Stated goal.
Copy each line of the material below that includes the string "期權平倉".

-- Start Dataset records --

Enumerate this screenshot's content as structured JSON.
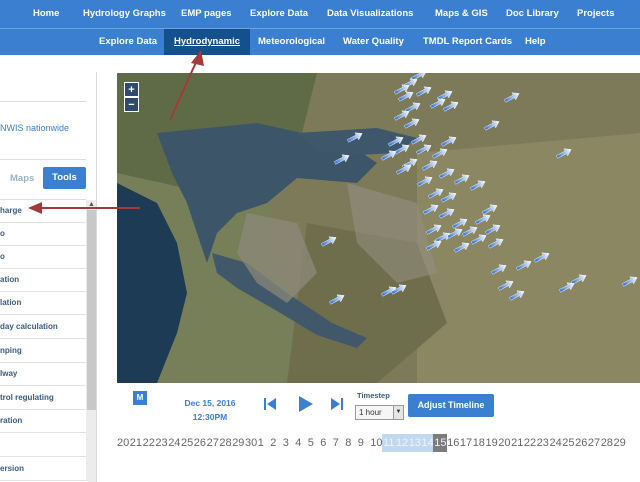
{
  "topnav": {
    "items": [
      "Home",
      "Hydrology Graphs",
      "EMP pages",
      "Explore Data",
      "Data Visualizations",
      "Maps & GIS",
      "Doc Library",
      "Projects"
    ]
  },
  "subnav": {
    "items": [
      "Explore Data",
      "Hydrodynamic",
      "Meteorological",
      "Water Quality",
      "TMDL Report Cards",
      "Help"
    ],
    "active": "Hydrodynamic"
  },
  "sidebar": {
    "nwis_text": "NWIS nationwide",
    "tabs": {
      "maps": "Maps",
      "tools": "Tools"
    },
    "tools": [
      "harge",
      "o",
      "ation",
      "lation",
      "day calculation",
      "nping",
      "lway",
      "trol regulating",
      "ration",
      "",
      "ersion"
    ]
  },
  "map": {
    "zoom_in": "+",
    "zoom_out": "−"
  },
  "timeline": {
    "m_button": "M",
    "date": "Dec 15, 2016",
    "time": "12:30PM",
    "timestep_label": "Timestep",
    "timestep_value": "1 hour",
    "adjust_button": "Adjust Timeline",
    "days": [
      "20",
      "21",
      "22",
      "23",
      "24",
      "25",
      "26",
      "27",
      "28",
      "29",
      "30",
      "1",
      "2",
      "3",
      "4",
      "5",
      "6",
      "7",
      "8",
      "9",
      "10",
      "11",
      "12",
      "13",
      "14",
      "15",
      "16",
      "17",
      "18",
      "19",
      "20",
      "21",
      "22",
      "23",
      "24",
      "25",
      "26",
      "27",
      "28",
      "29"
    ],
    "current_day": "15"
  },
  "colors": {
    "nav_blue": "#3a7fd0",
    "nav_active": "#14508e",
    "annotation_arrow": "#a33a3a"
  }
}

-- End Dataset records --
-- Start Dataset records --

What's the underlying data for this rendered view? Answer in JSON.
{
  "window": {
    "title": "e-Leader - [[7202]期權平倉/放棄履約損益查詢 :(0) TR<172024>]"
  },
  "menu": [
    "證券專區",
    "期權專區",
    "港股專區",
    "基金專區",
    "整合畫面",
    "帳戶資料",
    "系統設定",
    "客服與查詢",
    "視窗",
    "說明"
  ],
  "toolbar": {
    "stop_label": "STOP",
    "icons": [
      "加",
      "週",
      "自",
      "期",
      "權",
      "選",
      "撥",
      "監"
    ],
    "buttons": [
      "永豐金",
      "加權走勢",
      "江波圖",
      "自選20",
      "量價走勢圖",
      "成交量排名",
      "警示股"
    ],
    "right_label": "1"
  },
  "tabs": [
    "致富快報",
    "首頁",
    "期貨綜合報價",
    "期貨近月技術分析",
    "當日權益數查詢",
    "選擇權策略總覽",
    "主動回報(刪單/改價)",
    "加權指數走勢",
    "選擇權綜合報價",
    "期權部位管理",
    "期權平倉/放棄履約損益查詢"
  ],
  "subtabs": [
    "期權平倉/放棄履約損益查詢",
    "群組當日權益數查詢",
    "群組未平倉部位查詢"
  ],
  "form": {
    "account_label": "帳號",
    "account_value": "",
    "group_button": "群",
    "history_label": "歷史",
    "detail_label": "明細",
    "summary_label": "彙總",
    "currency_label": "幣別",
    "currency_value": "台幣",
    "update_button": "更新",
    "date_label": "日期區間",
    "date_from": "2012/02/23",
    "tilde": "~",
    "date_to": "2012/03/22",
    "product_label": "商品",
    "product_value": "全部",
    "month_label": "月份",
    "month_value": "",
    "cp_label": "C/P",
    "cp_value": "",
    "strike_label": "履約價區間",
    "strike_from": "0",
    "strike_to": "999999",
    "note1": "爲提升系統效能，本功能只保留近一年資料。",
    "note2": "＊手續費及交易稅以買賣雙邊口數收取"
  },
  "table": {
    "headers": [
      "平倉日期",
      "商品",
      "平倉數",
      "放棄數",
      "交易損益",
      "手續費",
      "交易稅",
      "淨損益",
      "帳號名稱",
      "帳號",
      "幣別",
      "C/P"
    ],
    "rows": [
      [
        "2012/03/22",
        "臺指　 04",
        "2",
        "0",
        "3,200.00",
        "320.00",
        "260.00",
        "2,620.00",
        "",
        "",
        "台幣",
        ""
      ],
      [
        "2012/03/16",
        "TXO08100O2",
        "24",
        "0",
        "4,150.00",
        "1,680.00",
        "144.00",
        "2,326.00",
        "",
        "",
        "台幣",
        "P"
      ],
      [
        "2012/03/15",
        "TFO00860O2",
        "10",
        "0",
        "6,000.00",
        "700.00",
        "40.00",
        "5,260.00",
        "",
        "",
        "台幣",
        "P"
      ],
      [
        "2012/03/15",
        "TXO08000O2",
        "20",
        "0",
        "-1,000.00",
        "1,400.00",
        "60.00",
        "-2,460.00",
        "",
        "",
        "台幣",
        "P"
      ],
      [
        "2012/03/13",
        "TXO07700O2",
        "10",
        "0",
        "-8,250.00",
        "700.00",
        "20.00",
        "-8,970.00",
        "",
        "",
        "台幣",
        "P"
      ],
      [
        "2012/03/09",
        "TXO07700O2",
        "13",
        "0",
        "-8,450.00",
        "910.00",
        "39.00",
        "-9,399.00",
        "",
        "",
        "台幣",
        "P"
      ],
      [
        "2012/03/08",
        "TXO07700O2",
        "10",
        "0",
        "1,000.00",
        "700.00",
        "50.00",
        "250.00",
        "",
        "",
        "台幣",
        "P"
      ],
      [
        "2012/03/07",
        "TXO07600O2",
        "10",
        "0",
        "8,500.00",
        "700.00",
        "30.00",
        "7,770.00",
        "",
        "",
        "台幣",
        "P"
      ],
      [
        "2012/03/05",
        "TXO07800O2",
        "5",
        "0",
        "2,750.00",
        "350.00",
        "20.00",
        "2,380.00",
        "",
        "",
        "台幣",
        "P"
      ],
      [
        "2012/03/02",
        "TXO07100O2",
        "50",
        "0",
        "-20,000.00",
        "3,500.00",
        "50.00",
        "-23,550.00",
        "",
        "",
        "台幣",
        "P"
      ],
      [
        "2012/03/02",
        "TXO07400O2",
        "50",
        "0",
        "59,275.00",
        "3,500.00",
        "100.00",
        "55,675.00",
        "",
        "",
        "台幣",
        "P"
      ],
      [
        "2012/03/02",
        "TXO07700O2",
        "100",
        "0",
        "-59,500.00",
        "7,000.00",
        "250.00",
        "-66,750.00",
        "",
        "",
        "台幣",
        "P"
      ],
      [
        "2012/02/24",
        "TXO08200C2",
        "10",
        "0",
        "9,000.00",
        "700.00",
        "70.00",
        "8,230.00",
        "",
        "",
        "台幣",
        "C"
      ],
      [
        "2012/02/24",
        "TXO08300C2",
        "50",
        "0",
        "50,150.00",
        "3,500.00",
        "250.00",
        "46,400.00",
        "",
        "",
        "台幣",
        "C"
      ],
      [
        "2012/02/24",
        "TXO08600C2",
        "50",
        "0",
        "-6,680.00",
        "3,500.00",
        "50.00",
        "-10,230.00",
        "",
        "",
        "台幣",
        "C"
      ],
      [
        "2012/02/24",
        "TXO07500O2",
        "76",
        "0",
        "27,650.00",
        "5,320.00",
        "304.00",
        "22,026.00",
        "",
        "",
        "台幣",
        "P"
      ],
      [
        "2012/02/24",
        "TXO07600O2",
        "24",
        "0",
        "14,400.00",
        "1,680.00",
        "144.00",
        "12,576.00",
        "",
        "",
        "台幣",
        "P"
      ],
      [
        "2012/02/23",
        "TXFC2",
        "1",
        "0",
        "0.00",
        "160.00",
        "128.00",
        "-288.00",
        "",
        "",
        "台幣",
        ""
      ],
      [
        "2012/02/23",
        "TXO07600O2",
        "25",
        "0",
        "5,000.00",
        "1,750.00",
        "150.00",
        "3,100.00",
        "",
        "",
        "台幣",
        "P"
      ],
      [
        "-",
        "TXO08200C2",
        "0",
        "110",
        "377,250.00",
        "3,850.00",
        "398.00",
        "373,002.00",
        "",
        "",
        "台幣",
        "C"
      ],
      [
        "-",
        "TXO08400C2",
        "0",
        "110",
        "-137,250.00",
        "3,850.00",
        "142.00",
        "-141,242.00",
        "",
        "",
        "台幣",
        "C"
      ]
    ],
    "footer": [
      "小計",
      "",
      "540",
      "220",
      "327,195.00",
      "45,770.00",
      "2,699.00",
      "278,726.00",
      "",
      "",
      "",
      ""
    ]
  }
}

-- End Dataset records --

Written answer.
    "title": "e-Leader - [[7202]期權平倉/放棄履約損益查詢 :(0) TR<172024>]"
    "期權平倉/放棄履約損益查詢"
    "期權平倉/放棄履約損益查詢",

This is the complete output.